=== Begin Enclosure ===
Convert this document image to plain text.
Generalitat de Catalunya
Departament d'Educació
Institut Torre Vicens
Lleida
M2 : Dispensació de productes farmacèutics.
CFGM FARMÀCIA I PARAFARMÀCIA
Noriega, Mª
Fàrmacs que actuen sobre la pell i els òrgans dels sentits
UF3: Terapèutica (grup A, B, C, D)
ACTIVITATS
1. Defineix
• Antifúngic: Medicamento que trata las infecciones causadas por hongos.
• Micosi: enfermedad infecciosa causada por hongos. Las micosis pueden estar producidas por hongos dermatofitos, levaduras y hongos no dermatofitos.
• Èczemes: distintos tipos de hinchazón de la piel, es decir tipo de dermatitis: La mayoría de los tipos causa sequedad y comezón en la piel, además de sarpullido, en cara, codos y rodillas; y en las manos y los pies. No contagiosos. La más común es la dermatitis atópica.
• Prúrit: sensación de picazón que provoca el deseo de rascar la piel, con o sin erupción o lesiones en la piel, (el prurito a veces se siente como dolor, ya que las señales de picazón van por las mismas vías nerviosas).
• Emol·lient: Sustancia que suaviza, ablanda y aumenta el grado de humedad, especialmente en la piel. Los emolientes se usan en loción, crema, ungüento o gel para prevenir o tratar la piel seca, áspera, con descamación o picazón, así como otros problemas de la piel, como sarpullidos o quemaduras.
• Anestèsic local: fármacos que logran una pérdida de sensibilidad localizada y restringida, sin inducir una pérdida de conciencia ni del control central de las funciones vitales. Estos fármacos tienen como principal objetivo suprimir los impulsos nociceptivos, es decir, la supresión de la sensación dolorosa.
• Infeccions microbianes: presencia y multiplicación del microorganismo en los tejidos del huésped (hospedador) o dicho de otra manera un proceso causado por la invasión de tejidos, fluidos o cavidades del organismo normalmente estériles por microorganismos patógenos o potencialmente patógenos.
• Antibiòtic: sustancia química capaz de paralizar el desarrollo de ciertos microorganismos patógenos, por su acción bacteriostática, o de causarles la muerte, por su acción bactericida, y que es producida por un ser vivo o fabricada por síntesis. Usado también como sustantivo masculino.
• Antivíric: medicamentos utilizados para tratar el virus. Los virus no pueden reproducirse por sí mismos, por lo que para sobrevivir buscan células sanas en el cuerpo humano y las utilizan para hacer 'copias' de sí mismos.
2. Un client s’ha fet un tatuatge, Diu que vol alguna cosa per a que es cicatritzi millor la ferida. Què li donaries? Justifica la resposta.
=== End Enclosure ===
Every entry above should be written out again, precisely.

Convert this document image to plain text.
Generalitat de Catalunya
Departament d'Educació
Institut Torre Vicens
Lleida
M2 : Dispensació de productes farmacèutics.
CFGM FARMÀCIA I PARAFARMÀCIA
Noriega, Mª
Fàrmacs que actuen sobre la pell i els òrgans dels sentits
UF3: Terapèutica (grup A, B, C, D)
ACTIVITATS
1. Defineix
• Antifúngic: Medicamento que trata las infecciones causadas por hongos.
• Micosi: enfermedad infecciosa causada por hongos. Las micosis pueden estar producidas por hongos dermatofitos, levaduras y hongos no dermatofitos.
• Èczemes: distintos tipos de hinchazón de la piel, es decir tipo de dermatitis: La mayoría de los tipos causa sequedad y comezón en la piel, además de sarpullido, en cara, codos y rodillas; y en las manos y los pies. No contagiosos. La más común es la dermatitis atópica.
• Prúrit: sensación de picazón que provoca el deseo de rascar la piel, con o sin erupción o lesiones en la piel, (el prurito a veces se siente como dolor, ya que las señales de picazón van por las mismas vías nerviosas).
• Emol·lient: Sustancia que suaviza, ablanda y aumenta el grado de humedad, especialmente en la piel. Los emolientes se usan en loción, crema, ungüento o gel para prevenir o tratar la piel seca, áspera, con descamación o picazón, así como otros problemas de la piel, como sarpullidos o quemaduras.
• Anestèsic local: fármacos que logran una pérdida de sensibilidad localizada y restringida, sin inducir una pérdida de conciencia ni del control central de las funciones vitales. Estos fármacos tienen como principal objetivo suprimir los impulsos nociceptivos, es decir, la supresión de la sensación dolorosa.
• Infeccions microbianes: presencia y multiplicación del microorganismo en los tejidos del huésped (hospedador) o dicho de otra manera un proceso causado por la invasión de tejidos, fluidos o cavidades del organismo normalmente estériles por microorganismos patógenos o potencialmente patógenos.
• Antibiòtic: sustancia química capaz de paralizar el desarrollo de ciertos microorganismos patógenos, por su acción bacteriostática, o de causarles la muerte, por su acción bactericida, y que es producida por un ser vivo o fabricada por síntesis. Usado también como sustantivo masculino.
• Antivíric: medicamentos utilizados para tratar el virus. Los virus no pueden reproducirse por sí mismos, por lo que para sobrevivir buscan células sanas en el cuerpo humano y las utilizan para hacer 'copias' de sí mismos.
2. Un client s’ha fet un tatuatge, Diu que vol alguna cosa per a que es cicatritzi millor la ferida. Què li donaries? Justifica la resposta.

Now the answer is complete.